__WRITTEN TASK__:
Update the records below by changing every "World Resources Institute" to "WRI", and return them in full with nothing else altered.

__EXCERPTED RECORDS__:
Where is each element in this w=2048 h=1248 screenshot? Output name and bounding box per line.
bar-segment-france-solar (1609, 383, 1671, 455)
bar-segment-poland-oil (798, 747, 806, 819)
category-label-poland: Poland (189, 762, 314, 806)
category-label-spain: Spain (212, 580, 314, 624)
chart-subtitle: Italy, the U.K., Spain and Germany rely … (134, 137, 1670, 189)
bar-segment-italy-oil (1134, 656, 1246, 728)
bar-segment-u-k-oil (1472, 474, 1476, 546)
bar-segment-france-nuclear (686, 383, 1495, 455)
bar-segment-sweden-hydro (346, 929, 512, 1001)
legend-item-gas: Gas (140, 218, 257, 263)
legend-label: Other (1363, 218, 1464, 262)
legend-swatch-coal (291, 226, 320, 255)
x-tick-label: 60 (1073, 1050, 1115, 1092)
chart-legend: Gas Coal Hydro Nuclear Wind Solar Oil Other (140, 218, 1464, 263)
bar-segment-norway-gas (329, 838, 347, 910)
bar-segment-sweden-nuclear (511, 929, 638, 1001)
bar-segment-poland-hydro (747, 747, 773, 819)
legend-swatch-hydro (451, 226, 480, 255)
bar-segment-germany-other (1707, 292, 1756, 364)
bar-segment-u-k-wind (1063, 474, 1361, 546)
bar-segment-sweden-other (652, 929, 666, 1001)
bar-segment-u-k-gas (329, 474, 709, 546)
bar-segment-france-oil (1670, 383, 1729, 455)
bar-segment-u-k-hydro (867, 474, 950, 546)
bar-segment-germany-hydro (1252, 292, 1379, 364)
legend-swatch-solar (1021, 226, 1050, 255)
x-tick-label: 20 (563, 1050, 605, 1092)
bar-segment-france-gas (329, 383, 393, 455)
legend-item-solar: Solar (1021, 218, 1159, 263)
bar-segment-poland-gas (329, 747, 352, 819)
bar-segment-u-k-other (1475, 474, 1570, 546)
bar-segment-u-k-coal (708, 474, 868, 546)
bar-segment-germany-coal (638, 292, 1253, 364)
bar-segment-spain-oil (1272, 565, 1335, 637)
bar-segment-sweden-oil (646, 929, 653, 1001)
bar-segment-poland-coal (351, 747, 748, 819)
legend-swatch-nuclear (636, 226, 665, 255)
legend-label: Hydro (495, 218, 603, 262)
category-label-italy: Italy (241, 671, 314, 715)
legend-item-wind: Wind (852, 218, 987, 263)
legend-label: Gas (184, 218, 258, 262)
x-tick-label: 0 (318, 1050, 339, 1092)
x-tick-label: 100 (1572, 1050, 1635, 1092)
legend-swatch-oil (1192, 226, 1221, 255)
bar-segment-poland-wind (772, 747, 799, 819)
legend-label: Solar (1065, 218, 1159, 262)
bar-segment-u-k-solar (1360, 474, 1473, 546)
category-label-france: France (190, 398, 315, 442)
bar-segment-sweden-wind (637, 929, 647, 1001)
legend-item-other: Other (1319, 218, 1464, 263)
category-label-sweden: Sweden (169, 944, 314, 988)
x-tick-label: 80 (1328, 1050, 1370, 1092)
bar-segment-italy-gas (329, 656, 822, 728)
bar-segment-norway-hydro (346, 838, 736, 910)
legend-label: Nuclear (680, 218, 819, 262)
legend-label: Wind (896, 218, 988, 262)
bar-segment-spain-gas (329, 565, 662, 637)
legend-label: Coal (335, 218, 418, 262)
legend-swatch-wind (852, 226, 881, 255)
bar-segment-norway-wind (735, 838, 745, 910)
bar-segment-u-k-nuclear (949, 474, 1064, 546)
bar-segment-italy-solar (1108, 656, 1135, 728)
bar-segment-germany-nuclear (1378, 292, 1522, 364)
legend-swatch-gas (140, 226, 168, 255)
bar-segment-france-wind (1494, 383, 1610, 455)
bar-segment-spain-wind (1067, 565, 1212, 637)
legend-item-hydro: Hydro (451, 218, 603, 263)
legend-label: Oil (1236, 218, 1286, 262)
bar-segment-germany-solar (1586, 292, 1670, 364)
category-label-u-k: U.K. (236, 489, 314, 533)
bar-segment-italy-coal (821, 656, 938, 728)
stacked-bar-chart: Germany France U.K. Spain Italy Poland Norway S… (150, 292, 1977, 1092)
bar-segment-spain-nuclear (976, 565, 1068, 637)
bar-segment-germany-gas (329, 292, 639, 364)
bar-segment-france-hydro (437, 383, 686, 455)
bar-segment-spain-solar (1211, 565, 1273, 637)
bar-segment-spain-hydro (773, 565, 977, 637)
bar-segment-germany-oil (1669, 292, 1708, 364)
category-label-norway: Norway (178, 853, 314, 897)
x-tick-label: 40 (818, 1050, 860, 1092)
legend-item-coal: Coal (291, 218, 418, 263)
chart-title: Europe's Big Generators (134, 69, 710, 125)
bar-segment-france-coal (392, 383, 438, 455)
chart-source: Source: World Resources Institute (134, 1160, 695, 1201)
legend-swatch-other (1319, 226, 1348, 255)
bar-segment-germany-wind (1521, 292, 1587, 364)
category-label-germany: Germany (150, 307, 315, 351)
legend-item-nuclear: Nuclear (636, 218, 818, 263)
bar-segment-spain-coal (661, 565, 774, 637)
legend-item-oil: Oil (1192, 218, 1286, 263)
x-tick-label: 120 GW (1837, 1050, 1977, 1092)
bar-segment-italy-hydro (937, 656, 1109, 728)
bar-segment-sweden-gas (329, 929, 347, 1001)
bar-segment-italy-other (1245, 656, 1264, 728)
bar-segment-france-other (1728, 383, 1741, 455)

__COMPLETED TASK__:
Where is each element in this w=2048 h=1248 screenshot? Output name and bounding box per line.
bar-segment-france-solar (1609, 383, 1671, 455)
bar-segment-poland-oil (798, 747, 806, 819)
category-label-poland: Poland (189, 762, 314, 806)
category-label-spain: Spain (212, 580, 314, 624)
chart-subtitle: Italy, the U.K., Spain and Germany rely … (134, 137, 1670, 189)
bar-segment-italy-oil (1134, 656, 1246, 728)
bar-segment-u-k-oil (1472, 474, 1476, 546)
bar-segment-france-nuclear (686, 383, 1495, 455)
bar-segment-sweden-hydro (346, 929, 512, 1001)
legend-item-gas: Gas (140, 218, 257, 263)
legend-label: Other (1363, 218, 1464, 262)
legend-swatch-coal (291, 226, 320, 255)
x-tick-label: 60 (1073, 1050, 1115, 1092)
chart-legend: Gas Coal Hydro Nuclear Wind Solar Oil Other (140, 218, 1464, 263)
bar-segment-norway-gas (329, 838, 347, 910)
bar-segment-sweden-nuclear (511, 929, 638, 1001)
bar-segment-poland-hydro (747, 747, 773, 819)
legend-swatch-hydro (451, 226, 480, 255)
bar-segment-germany-other (1707, 292, 1756, 364)
bar-segment-u-k-wind (1063, 474, 1361, 546)
bar-segment-sweden-other (652, 929, 666, 1001)
bar-segment-u-k-gas (329, 474, 709, 546)
bar-segment-france-oil (1670, 383, 1729, 455)
bar-segment-u-k-hydro (867, 474, 950, 546)
bar-segment-germany-hydro (1252, 292, 1379, 364)
legend-swatch-solar (1021, 226, 1050, 255)
x-tick-label: 20 (563, 1050, 605, 1092)
bar-segment-france-gas (329, 383, 393, 455)
legend-item-solar: Solar (1021, 218, 1159, 263)
bar-segment-poland-gas (329, 747, 352, 819)
bar-segment-u-k-other (1475, 474, 1570, 546)
bar-segment-u-k-coal (708, 474, 868, 546)
bar-segment-germany-coal (638, 292, 1253, 364)
bar-segment-spain-oil (1272, 565, 1335, 637)
bar-segment-sweden-oil (646, 929, 653, 1001)
bar-segment-poland-coal (351, 747, 748, 819)
legend-swatch-nuclear (636, 226, 665, 255)
legend-label: Hydro (495, 218, 603, 262)
category-label-italy: Italy (241, 671, 314, 715)
legend-item-wind: Wind (852, 218, 987, 263)
legend-label: Gas (184, 218, 258, 262)
x-tick-label: 0 (318, 1050, 339, 1092)
x-tick-label: 100 (1572, 1050, 1635, 1092)
legend-swatch-oil (1192, 226, 1221, 255)
bar-segment-poland-wind (772, 747, 799, 819)
legend-label: Solar (1065, 218, 1159, 262)
bar-segment-u-k-solar (1360, 474, 1473, 546)
category-label-france: France (190, 398, 315, 442)
bar-segment-sweden-wind (637, 929, 647, 1001)
legend-item-other: Other (1319, 218, 1464, 263)
category-label-sweden: Sweden (169, 944, 314, 988)
x-tick-label: 80 (1328, 1050, 1370, 1092)
bar-segment-italy-gas (329, 656, 822, 728)
bar-segment-norway-hydro (346, 838, 736, 910)
legend-label: Nuclear (680, 218, 819, 262)
legend-label: Wind (896, 218, 988, 262)
bar-segment-spain-gas (329, 565, 662, 637)
legend-label: Coal (335, 218, 418, 262)
legend-swatch-wind (852, 226, 881, 255)
bar-segment-norway-wind (735, 838, 745, 910)
bar-segment-u-k-nuclear (949, 474, 1064, 546)
bar-segment-italy-solar (1108, 656, 1135, 728)
bar-segment-germany-nuclear (1378, 292, 1522, 364)
legend-swatch-gas (140, 226, 168, 255)
bar-segment-france-wind (1494, 383, 1610, 455)
bar-segment-spain-wind (1067, 565, 1212, 637)
legend-item-hydro: Hydro (451, 218, 603, 263)
legend-label: Oil (1236, 218, 1286, 262)
bar-segment-germany-solar (1586, 292, 1670, 364)
category-label-u-k: U.K. (236, 489, 314, 533)
bar-segment-italy-coal (821, 656, 938, 728)
stacked-bar-chart: Germany France U.K. Spain Italy Poland Norway S… (150, 292, 1977, 1092)
bar-segment-spain-nuclear (976, 565, 1068, 637)
bar-segment-germany-gas (329, 292, 639, 364)
bar-segment-france-hydro (437, 383, 686, 455)
bar-segment-spain-solar (1211, 565, 1273, 637)
bar-segment-spain-hydro (773, 565, 977, 637)
bar-segment-germany-oil (1669, 292, 1708, 364)
category-label-norway: Norway (178, 853, 314, 897)
x-tick-label: 40 (818, 1050, 860, 1092)
legend-item-coal: Coal (291, 218, 418, 263)
chart-title: Europe's Big Generators (134, 69, 710, 125)
bar-segment-france-coal (392, 383, 438, 455)
chart-source: Source: WRI (134, 1160, 695, 1201)
legend-swatch-other (1319, 226, 1348, 255)
bar-segment-germany-wind (1521, 292, 1587, 364)
category-label-germany: Germany (150, 307, 315, 351)
legend-item-nuclear: Nuclear (636, 218, 818, 263)
bar-segment-spain-coal (661, 565, 774, 637)
legend-item-oil: Oil (1192, 218, 1286, 263)
x-tick-label: 120 GW (1837, 1050, 1977, 1092)
bar-segment-italy-hydro (937, 656, 1109, 728)
bar-segment-sweden-gas (329, 929, 347, 1001)
bar-segment-italy-other (1245, 656, 1264, 728)
bar-segment-france-other (1728, 383, 1741, 455)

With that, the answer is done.